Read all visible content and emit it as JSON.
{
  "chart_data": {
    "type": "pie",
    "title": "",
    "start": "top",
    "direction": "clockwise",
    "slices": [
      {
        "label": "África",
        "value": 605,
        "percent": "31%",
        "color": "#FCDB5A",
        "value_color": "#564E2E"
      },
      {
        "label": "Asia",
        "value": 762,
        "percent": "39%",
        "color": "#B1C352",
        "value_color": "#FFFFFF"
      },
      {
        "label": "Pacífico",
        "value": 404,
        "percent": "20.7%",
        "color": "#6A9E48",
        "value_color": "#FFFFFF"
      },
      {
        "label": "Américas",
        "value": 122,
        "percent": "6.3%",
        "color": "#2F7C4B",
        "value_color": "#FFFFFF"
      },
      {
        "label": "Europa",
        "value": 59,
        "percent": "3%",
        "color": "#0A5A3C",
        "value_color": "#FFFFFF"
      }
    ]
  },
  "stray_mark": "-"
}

REQUEST:
Only the number is wanted: how many lines in the entries above contain the word "percent"?

THE OUTPUT:
5